[A run of records]
--- --- ---

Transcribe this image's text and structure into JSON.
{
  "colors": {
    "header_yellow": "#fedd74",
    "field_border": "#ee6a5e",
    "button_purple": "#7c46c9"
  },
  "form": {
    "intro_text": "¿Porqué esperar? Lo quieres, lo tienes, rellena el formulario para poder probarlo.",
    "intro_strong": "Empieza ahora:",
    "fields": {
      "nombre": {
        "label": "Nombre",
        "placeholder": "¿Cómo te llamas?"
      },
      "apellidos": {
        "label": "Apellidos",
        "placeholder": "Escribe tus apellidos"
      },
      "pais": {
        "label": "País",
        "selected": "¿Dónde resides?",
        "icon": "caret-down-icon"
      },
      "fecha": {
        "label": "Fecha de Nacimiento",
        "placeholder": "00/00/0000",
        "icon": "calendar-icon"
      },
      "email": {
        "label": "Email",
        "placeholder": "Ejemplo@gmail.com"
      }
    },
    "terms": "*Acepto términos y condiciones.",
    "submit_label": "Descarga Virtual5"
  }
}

--- --- ---

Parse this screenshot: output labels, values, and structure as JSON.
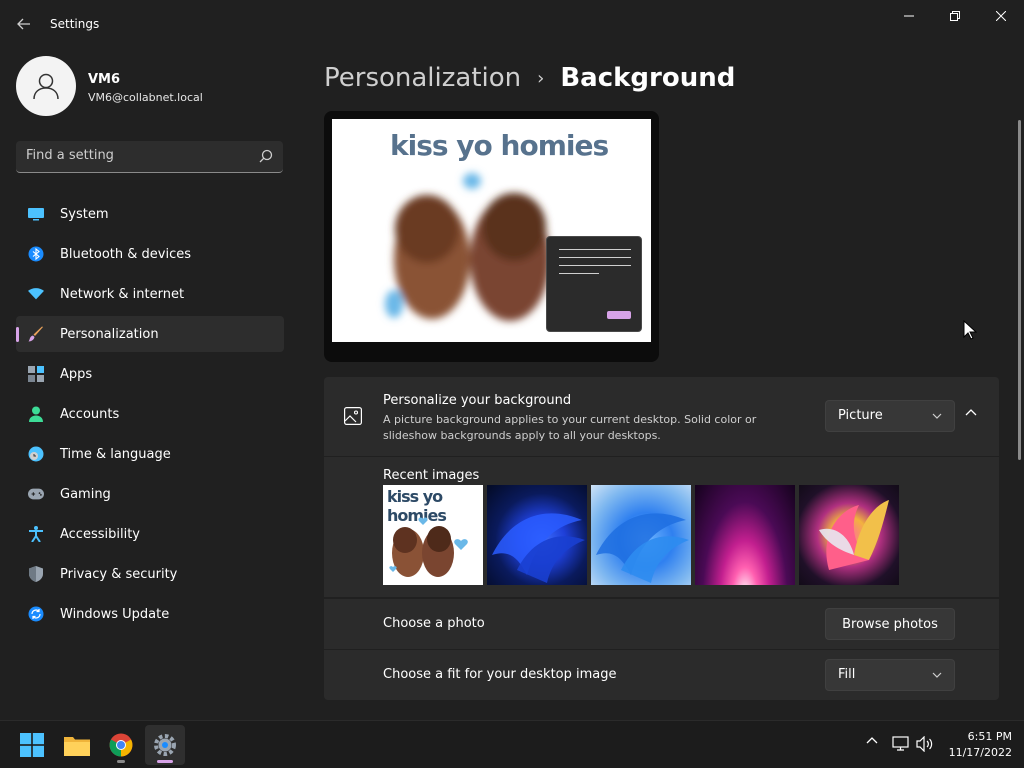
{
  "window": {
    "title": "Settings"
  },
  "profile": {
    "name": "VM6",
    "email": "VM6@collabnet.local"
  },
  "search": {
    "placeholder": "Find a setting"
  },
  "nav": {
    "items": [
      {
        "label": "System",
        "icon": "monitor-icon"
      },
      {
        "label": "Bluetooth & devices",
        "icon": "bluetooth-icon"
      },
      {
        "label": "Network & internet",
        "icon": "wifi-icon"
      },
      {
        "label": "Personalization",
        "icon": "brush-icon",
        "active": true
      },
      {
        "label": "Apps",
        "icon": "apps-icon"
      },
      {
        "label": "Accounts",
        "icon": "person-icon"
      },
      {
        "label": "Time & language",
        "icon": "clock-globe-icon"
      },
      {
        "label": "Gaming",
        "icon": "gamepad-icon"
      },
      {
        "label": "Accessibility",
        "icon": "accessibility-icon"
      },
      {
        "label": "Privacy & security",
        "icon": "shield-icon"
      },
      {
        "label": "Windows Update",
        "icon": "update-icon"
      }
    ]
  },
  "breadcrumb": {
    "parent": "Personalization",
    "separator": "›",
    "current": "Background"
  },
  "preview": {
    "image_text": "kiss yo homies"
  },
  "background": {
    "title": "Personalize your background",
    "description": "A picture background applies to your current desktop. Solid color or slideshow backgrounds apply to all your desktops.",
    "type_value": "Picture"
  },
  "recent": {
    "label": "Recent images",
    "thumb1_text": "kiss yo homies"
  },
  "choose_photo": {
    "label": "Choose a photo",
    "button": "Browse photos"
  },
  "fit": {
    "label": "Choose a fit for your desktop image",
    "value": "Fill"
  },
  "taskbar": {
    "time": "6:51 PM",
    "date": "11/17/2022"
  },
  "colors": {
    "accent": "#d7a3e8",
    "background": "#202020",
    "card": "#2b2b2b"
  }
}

--- --- ---

Pull out every line of the records that includes the string "title".

- **Output below**:
    "title": "Settings"
    "title": "Personalize your background",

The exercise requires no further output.